Each entry in the listing below should be restated word for word.

-*-*-

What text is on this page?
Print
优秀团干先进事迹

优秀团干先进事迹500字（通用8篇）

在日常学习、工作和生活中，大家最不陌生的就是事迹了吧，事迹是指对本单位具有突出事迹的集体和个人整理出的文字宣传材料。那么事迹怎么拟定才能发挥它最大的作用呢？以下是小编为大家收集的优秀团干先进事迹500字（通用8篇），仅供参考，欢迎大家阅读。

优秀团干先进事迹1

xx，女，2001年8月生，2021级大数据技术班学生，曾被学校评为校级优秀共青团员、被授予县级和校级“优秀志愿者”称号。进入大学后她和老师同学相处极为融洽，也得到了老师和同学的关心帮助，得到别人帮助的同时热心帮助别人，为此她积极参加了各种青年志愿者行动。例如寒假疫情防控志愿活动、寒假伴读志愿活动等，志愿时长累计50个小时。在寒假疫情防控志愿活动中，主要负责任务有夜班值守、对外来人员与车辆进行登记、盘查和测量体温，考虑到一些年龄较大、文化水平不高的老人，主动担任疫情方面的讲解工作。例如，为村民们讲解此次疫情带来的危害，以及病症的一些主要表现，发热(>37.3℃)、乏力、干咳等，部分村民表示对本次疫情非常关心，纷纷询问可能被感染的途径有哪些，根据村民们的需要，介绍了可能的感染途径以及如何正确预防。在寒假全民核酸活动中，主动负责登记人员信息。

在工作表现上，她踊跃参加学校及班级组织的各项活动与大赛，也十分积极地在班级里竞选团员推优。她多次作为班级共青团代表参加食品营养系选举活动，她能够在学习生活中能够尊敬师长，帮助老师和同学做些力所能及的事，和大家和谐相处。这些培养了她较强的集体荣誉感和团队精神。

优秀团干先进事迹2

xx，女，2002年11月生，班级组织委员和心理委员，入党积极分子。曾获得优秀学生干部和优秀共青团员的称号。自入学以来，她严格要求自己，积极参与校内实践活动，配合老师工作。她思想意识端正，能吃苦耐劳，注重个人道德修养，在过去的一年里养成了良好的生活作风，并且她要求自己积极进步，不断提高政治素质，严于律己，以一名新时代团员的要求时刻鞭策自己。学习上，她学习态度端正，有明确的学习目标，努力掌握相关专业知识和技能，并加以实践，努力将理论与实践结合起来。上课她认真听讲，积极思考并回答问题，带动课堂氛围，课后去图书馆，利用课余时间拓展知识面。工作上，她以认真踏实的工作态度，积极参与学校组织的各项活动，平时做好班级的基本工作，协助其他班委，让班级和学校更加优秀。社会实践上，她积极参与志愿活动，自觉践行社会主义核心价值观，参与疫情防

-*-*-

**Correct output**
What text is on this page?
Print
优秀团干先进事迹

优秀团干先进事迹500字（通用8篇）

在日常学习、工作和生活中，大家最不陌生的就是事迹了吧，事迹是指对本单位具有突出事迹的集体和个人整理出的文字宣传材料。那么事迹怎么拟定才能发挥它最大的作用呢？以下是小编为大家收集的优秀团干先进事迹500字（通用8篇），仅供参考，欢迎大家阅读。

优秀团干先进事迹1

xx，女，2001年8月生，2021级大数据技术班学生，曾被学校评为校级优秀共青团员、被授予县级和校级“优秀志愿者”称号。进入大学后她和老师同学相处极为融洽，也得到了老师和同学的关心帮助，得到别人帮助的同时热心帮助别人，为此她积极参加了各种青年志愿者行动。例如寒假疫情防控志愿活动、寒假伴读志愿活动等，志愿时长累计50个小时。在寒假疫情防控志愿活动中，主要负责任务有夜班值守、对外来人员与车辆进行登记、盘查和测量体温，考虑到一些年龄较大、文化水平不高的老人，主动担任疫情方面的讲解工作。例如，为村民们讲解此次疫情带来的危害，以及病症的一些主要表现，发热(>37.3℃)、乏力、干咳等，部分村民表示对本次疫情非常关心，纷纷询问可能被感染的途径有哪些，根据村民们的需要，介绍了可能的感染途径以及如何正确预防。在寒假全民核酸活动中，主动负责登记人员信息。

在工作表现上，她踊跃参加学校及班级组织的各项活动与大赛，也十分积极地在班级里竞选团员推优。她多次作为班级共青团代表参加食品营养系选举活动，她能够在学习生活中能够尊敬师长，帮助老师和同学做些力所能及的事，和大家和谐相处。这些培养了她较强的集体荣誉感和团队精神。

优秀团干先进事迹2

xx，女，2002年11月生，班级组织委员和心理委员，入党积极分子。曾获得优秀学生干部和优秀共青团员的称号。自入学以来，她严格要求自己，积极参与校内实践活动，配合老师工作。她思想意识端正，能吃苦耐劳，注重个人道德修养，在过去的一年里养成了良好的生活作风，并且她要求自己积极进步，不断提高政治素质，严于律己，以一名新时代团员的要求时刻鞭策自己。学习上，她学习态度端正，有明确的学习目标，努力掌握相关专业知识和技能，并加以实践，努力将理论与实践结合起来。上课她认真听讲，积极思考并回答问题，带动课堂氛围，课后去图书馆，利用课余时间拓展知识面。工作上，她以认真踏实的工作态度，积极参与学校组织的各项活动，平时做好班级的基本工作，协助其他班委，让班级和学校更加优秀。社会实践上，她积极参与志愿活动，自觉践行社会主义核心价值观，参与疫情防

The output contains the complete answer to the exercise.